» What is required
Can you pull out each line of the data below that includes the word "Pellentesque"?

» Material for the task
## start
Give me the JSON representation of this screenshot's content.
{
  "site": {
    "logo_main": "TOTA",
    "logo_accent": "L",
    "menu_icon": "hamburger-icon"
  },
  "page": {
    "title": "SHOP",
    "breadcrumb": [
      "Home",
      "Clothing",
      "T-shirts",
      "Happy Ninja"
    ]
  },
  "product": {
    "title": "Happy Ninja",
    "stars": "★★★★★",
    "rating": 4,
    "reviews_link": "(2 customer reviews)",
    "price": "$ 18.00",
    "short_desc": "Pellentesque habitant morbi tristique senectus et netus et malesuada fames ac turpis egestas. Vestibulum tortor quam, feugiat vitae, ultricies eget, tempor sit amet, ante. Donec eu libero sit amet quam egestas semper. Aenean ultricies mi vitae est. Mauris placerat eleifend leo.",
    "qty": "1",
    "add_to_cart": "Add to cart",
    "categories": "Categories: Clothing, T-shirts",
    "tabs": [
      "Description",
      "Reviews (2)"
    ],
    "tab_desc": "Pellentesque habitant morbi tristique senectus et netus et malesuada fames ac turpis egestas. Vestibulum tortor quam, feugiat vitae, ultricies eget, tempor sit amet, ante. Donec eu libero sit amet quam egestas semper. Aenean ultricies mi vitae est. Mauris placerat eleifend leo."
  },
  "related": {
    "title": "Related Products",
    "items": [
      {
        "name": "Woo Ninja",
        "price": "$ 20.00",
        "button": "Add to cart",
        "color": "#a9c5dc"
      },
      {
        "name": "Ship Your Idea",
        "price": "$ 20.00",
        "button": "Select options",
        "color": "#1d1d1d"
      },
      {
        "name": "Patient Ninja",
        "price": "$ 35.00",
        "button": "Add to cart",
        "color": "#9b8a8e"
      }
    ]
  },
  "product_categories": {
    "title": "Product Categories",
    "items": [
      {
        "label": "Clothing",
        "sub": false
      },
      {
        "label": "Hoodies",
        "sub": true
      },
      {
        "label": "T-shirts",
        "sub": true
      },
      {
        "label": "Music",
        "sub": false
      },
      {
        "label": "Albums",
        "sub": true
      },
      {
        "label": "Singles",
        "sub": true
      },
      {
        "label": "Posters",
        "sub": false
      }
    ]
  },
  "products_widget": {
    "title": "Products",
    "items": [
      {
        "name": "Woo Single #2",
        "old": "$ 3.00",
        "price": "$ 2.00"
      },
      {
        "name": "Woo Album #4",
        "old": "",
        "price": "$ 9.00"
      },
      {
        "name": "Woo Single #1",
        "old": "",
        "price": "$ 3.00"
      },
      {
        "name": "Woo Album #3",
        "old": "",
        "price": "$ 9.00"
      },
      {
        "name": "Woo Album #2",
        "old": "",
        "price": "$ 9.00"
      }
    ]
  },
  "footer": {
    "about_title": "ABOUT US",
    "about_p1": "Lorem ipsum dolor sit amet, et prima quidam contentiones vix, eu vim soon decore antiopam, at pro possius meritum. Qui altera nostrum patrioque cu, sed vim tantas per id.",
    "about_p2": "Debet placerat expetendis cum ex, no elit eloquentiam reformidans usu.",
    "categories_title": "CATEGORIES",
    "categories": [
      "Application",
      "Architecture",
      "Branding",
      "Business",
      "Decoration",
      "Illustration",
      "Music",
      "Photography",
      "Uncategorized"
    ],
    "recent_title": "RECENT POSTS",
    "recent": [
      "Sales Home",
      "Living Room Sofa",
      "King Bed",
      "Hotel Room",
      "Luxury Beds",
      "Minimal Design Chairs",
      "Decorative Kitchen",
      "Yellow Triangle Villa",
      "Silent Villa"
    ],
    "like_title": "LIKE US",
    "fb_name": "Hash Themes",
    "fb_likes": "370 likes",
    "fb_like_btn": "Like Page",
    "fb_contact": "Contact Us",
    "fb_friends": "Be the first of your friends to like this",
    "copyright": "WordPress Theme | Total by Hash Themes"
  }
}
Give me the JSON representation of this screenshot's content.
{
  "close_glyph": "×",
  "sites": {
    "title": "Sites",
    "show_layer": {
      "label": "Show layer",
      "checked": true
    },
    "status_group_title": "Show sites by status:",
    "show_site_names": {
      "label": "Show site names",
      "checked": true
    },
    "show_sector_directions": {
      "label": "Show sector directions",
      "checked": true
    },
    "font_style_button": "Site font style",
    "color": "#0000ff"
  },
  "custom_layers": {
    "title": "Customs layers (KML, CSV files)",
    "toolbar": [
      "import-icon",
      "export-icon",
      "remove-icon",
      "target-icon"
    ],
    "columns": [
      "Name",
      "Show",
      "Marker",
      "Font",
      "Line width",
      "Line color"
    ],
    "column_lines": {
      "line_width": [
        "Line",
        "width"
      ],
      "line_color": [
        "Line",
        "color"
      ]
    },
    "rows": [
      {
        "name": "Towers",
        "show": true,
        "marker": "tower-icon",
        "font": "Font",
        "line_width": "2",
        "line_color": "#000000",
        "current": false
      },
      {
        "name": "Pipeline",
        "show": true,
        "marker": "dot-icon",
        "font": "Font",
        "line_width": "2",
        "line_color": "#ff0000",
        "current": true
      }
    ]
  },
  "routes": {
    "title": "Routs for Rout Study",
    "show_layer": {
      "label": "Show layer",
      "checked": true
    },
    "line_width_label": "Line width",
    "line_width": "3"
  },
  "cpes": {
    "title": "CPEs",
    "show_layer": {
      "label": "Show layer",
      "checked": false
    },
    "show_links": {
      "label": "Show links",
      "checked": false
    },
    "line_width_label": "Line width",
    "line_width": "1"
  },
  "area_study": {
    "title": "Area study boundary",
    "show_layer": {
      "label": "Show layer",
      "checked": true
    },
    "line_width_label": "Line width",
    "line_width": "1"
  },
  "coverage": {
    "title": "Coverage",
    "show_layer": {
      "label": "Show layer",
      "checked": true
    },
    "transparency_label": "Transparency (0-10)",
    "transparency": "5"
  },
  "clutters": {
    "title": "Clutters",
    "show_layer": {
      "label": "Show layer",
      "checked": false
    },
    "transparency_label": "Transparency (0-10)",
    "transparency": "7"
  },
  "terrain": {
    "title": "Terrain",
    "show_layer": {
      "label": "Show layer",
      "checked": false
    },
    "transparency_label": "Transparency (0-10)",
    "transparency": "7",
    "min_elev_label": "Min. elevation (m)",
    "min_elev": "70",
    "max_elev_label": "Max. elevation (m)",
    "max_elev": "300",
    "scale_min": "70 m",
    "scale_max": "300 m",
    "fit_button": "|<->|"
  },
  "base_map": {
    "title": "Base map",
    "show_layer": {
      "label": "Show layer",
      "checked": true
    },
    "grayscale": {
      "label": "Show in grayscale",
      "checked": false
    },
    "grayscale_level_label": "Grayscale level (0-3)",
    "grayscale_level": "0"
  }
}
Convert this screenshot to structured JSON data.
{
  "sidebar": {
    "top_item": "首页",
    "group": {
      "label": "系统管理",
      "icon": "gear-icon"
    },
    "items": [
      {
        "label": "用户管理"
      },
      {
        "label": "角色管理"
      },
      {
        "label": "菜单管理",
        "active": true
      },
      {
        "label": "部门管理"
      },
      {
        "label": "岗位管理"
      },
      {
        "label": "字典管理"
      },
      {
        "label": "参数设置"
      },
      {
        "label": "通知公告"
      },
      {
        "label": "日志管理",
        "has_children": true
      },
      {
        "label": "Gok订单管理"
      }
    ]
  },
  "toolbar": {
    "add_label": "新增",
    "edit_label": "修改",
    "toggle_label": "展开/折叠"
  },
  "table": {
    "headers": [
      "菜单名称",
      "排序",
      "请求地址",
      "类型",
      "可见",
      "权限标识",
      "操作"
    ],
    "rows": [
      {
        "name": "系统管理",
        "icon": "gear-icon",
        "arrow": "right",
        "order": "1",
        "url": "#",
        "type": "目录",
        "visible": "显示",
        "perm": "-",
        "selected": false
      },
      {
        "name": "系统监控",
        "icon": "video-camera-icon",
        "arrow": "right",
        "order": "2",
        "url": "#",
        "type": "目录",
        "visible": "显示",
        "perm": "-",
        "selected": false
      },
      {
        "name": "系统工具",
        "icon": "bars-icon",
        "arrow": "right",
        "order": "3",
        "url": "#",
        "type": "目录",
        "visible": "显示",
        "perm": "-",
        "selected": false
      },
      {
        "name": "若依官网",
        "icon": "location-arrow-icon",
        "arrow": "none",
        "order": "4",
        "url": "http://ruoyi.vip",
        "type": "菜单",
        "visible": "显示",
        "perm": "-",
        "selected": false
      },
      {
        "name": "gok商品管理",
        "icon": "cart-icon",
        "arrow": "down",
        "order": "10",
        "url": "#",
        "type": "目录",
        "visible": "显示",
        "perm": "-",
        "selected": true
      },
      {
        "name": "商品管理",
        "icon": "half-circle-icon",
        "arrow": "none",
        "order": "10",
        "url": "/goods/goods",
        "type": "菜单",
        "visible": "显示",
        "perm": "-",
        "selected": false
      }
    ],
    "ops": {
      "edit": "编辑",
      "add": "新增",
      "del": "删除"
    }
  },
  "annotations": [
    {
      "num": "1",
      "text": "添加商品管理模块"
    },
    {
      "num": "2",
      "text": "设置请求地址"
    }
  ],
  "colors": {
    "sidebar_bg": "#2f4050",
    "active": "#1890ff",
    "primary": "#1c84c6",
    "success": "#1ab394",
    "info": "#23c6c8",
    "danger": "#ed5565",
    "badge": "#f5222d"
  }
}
## end
» Exercise solution
    "short_desc": "Pellentesque habitant morbi tristique senectus et netus et malesuada fames ac turpis egestas. Vestibulum tortor quam, feugiat vitae, ultricies eget, tempor sit amet, ante. Donec eu libero sit amet quam egestas semper. Aenean ultricies mi vitae est. Mauris placerat eleifend leo.",
    "tab_desc": "Pellentesque habitant morbi tristique senectus et netus et malesuada fames ac turpis egestas. Vestibulum tortor quam, feugiat vitae, ultricies eget, tempor sit amet, ante. Donec eu libero sit amet quam egestas semper. Aenean ultricies mi vitae est. Mauris placerat eleifend leo."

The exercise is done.